▶ Given exercise:
In the records below, find each line containing the word "document" and copy it.

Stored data
--- start ---

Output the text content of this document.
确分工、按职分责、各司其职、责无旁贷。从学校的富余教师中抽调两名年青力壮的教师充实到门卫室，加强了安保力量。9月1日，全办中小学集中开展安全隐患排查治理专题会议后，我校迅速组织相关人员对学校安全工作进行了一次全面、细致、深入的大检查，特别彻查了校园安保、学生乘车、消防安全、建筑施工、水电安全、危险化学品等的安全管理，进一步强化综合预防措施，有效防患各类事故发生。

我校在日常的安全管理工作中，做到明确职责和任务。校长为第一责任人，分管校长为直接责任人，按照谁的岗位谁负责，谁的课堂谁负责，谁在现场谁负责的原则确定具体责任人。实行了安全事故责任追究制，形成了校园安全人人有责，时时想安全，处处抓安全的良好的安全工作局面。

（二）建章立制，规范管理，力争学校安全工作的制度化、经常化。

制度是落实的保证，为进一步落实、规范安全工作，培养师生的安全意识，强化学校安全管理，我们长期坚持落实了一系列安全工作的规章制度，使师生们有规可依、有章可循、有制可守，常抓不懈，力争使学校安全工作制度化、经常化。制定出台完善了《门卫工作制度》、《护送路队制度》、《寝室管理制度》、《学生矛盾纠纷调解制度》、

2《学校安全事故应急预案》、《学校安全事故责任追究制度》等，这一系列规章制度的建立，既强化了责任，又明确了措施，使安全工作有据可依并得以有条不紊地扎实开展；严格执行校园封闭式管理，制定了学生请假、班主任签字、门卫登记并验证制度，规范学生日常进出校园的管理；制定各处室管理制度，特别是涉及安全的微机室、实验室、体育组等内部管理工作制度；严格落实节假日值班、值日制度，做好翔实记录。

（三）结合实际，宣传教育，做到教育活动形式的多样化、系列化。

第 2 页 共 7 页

--- end ---
--- start ---

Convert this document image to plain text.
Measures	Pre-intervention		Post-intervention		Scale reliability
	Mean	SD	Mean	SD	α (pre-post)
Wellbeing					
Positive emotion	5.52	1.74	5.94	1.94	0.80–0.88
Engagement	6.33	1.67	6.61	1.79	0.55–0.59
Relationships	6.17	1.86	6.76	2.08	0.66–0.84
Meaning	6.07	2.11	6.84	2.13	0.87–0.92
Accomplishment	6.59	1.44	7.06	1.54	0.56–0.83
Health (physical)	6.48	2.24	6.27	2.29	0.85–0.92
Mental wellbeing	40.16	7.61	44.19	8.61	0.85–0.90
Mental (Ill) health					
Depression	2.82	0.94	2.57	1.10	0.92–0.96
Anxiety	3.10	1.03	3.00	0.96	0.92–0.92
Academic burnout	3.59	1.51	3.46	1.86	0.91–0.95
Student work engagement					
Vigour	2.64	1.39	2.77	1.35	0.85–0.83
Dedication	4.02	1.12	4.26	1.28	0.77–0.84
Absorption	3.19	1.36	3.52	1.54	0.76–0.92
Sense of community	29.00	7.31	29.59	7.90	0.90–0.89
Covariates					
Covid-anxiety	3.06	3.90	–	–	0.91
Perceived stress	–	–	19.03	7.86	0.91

--- end ---
--- start ---

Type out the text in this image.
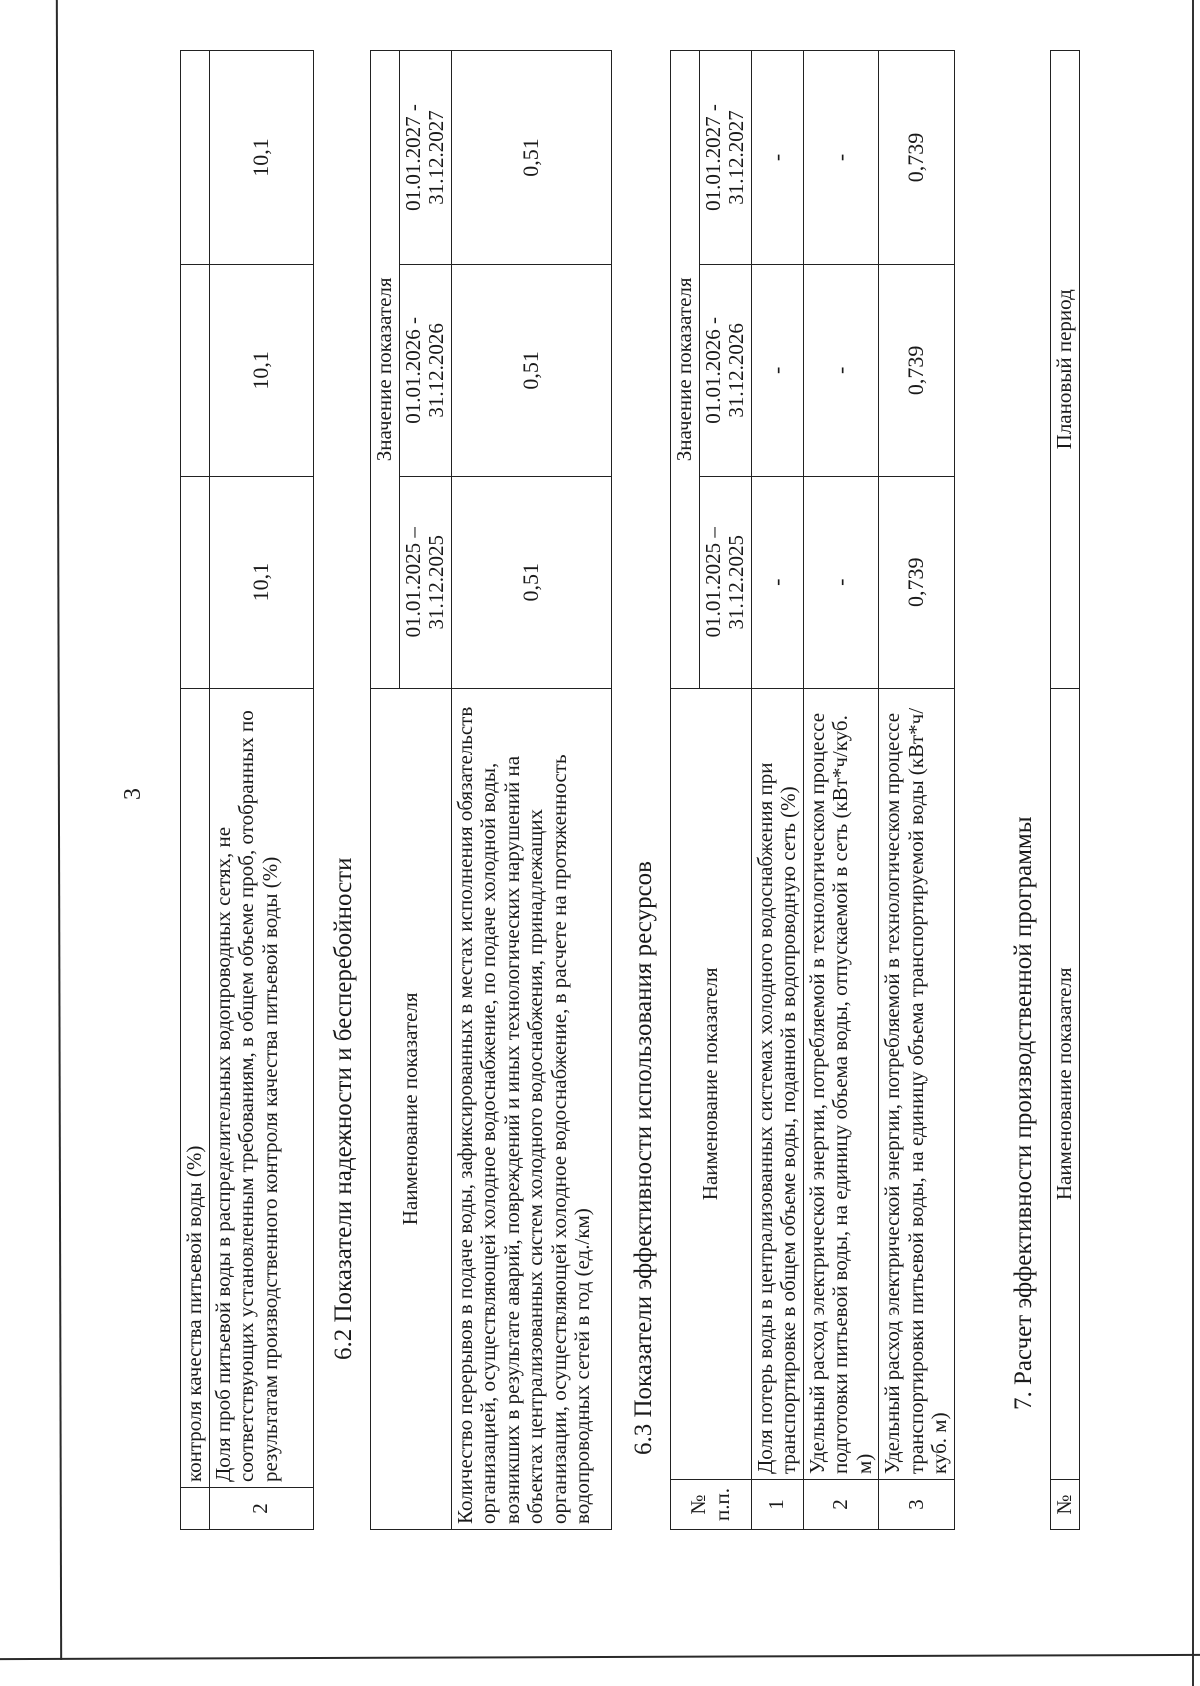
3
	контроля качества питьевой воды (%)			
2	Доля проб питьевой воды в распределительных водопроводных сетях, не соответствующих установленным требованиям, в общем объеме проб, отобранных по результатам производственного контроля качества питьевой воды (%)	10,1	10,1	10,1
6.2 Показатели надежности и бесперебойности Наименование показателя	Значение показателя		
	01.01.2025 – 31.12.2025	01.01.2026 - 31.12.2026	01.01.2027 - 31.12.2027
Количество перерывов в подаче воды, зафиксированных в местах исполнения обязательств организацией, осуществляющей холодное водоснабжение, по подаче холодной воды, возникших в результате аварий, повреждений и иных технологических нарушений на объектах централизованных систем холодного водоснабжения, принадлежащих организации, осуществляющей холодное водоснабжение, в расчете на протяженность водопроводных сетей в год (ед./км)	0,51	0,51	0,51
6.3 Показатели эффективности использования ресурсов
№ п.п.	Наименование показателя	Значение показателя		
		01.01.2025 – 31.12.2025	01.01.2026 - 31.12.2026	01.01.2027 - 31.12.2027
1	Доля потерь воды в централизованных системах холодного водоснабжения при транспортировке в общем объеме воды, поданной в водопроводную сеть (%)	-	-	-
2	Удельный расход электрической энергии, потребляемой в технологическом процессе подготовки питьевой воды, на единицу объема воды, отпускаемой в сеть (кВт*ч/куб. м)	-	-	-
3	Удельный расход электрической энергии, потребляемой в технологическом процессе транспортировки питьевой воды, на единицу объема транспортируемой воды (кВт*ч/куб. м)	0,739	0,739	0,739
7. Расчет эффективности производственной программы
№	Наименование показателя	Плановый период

--- end ---

▶ Full response:
Output the text content of this document.
Convert this document image to plain text.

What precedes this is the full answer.